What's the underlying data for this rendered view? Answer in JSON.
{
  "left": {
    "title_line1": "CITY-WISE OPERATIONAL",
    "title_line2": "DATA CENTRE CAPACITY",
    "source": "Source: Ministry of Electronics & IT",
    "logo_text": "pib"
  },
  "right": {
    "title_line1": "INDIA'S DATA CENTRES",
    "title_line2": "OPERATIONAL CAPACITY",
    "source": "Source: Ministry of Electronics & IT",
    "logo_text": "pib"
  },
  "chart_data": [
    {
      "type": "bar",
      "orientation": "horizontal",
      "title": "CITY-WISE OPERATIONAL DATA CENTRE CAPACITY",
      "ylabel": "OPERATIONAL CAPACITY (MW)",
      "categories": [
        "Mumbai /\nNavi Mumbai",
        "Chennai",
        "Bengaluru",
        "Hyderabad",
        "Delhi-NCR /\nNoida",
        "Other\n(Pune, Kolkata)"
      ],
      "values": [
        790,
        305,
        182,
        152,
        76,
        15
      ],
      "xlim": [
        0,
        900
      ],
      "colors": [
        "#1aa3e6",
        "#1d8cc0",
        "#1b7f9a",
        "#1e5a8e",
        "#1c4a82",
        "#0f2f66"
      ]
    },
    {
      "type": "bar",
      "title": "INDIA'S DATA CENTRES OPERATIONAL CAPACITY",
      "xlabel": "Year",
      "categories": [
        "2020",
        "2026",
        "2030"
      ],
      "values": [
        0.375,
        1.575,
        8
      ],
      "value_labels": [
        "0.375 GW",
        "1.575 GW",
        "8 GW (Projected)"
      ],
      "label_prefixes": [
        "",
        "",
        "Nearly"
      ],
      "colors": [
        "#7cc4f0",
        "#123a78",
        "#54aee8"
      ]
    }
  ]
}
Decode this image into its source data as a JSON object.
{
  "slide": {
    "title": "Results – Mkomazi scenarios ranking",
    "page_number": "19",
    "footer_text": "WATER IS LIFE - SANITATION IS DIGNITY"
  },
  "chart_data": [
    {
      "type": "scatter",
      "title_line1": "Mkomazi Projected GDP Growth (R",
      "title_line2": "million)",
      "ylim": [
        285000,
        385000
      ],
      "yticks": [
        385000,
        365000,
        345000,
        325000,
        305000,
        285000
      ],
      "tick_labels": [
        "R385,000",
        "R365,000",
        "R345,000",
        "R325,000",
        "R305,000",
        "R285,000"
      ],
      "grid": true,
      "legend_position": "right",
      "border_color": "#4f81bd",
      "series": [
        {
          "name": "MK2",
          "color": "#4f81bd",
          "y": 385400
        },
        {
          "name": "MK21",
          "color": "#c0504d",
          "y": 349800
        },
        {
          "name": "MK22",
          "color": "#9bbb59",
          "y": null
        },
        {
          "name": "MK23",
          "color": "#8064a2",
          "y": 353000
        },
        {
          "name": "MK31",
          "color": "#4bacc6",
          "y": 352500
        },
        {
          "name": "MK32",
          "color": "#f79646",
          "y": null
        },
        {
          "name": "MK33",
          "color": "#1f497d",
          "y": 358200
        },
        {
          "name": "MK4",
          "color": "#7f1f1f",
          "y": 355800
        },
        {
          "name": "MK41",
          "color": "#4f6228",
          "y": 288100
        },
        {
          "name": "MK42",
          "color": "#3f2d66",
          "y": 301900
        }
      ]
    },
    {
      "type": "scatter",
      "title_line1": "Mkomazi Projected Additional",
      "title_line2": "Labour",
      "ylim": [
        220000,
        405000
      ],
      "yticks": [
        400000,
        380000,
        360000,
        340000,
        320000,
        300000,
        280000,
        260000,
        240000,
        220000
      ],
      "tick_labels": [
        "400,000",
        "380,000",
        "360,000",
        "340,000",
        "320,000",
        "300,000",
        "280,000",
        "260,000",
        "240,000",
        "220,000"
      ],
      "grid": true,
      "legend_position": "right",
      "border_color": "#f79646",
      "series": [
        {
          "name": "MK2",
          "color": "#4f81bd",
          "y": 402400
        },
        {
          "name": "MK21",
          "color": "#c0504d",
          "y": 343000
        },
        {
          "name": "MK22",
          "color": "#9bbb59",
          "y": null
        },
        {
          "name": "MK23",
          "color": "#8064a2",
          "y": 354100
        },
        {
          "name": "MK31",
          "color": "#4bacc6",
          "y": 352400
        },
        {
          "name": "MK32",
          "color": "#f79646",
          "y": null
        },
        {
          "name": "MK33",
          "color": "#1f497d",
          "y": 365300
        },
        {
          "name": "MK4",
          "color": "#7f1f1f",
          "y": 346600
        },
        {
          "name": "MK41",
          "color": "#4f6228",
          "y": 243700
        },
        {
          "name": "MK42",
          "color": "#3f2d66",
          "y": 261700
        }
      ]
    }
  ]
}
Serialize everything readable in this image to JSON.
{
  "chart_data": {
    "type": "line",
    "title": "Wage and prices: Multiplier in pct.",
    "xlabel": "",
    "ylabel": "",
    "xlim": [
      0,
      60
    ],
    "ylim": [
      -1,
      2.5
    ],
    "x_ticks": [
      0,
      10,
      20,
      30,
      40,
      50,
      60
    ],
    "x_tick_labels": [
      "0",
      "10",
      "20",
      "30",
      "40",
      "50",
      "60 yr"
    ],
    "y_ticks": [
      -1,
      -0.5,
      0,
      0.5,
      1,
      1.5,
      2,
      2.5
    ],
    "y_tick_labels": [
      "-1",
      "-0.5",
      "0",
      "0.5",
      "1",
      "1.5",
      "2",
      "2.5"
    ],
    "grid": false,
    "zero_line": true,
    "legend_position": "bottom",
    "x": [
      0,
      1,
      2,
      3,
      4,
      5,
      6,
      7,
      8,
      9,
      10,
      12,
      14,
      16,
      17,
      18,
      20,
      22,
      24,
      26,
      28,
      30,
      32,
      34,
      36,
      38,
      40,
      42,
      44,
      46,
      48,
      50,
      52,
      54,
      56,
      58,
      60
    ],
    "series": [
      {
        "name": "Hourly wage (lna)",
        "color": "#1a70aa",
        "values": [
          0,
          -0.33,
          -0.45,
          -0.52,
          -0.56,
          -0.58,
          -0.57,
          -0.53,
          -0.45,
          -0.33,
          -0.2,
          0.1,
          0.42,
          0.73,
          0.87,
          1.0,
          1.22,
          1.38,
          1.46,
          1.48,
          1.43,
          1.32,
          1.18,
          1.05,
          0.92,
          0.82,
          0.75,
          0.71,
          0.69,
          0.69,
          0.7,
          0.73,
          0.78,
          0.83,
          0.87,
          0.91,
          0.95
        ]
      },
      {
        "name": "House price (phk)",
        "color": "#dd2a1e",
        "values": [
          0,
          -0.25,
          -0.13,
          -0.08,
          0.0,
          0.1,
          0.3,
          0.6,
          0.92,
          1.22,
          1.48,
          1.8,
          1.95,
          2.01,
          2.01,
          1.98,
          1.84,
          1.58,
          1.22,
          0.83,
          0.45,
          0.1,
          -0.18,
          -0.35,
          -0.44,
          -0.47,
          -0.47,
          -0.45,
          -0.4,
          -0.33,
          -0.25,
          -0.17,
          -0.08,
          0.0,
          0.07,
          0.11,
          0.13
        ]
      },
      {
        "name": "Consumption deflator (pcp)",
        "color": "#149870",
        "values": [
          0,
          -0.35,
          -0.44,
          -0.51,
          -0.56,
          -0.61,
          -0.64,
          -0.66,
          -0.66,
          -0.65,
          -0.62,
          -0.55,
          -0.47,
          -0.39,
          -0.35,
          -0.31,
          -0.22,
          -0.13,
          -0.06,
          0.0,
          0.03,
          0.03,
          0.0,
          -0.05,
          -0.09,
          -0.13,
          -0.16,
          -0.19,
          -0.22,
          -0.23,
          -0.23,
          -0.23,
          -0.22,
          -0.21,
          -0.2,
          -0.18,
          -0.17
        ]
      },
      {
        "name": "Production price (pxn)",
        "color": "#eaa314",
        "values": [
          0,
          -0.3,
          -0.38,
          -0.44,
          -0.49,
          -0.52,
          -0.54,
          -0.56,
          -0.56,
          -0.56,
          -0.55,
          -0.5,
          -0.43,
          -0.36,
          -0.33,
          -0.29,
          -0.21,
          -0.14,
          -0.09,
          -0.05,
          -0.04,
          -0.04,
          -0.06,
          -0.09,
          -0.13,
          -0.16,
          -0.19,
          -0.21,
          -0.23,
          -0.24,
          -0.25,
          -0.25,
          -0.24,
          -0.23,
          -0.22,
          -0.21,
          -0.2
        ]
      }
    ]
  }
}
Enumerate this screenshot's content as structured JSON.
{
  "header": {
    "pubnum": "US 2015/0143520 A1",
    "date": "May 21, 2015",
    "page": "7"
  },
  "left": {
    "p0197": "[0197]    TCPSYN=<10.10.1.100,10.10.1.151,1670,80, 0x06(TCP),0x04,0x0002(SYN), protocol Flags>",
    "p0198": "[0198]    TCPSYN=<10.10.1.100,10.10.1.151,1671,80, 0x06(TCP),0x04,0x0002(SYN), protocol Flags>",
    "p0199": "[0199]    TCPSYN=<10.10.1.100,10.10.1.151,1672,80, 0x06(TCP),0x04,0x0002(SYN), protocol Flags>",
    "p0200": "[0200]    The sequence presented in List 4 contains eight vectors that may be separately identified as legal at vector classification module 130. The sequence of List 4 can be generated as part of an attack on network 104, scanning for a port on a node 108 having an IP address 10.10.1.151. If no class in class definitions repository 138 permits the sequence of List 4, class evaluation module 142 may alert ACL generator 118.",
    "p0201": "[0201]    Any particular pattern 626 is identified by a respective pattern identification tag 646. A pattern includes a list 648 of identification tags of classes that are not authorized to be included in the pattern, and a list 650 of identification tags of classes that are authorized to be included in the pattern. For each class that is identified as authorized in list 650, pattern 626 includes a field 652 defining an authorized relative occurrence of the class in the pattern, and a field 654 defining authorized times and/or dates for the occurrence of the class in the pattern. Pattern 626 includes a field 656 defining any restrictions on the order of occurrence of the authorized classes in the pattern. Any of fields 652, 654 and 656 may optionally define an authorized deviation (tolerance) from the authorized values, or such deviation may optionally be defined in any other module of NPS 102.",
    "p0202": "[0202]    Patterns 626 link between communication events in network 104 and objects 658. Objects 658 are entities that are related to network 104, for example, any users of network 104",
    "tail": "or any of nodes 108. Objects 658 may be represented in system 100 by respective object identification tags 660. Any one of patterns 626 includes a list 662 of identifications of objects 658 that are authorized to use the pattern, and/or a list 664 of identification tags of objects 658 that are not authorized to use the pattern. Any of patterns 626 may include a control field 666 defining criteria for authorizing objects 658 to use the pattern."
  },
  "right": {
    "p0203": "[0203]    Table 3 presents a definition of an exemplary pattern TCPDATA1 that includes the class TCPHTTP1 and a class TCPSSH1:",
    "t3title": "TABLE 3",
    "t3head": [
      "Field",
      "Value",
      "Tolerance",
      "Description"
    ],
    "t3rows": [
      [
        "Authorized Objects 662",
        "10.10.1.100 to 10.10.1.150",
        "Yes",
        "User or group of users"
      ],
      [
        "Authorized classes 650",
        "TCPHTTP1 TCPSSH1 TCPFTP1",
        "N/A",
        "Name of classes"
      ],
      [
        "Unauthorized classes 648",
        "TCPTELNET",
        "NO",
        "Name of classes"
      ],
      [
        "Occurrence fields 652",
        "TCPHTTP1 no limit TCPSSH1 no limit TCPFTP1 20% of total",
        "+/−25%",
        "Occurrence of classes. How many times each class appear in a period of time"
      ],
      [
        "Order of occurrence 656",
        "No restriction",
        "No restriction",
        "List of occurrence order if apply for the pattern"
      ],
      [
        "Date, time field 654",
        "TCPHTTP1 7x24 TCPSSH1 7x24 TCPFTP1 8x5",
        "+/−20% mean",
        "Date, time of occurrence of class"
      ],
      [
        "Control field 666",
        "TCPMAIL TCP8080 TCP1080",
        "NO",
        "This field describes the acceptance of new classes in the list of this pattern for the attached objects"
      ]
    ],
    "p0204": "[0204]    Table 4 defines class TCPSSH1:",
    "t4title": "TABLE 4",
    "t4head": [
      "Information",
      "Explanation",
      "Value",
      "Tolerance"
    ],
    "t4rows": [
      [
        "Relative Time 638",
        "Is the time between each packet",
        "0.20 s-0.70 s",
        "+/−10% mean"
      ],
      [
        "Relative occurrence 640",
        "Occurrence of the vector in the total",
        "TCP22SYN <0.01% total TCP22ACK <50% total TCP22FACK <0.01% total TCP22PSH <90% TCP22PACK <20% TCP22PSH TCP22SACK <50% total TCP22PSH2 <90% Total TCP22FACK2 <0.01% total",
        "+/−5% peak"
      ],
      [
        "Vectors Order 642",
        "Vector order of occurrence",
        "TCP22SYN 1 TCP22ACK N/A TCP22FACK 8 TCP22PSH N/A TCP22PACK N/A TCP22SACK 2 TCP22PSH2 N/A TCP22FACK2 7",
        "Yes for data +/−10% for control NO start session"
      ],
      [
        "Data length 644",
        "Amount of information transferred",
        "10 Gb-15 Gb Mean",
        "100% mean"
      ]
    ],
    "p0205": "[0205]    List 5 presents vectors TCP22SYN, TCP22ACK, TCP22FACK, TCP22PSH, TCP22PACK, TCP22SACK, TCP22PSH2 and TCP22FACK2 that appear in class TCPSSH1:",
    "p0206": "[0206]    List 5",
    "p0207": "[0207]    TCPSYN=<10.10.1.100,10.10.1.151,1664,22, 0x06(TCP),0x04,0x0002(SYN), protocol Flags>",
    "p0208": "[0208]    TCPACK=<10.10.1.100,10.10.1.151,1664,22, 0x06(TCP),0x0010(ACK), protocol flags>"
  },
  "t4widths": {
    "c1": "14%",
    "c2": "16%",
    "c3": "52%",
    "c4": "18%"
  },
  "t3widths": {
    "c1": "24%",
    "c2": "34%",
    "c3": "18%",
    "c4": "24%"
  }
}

▸ TASK DETAILS: In the data above, count the lines where the word "Projected" appears; reply with the number only.

▸ REPLY: 3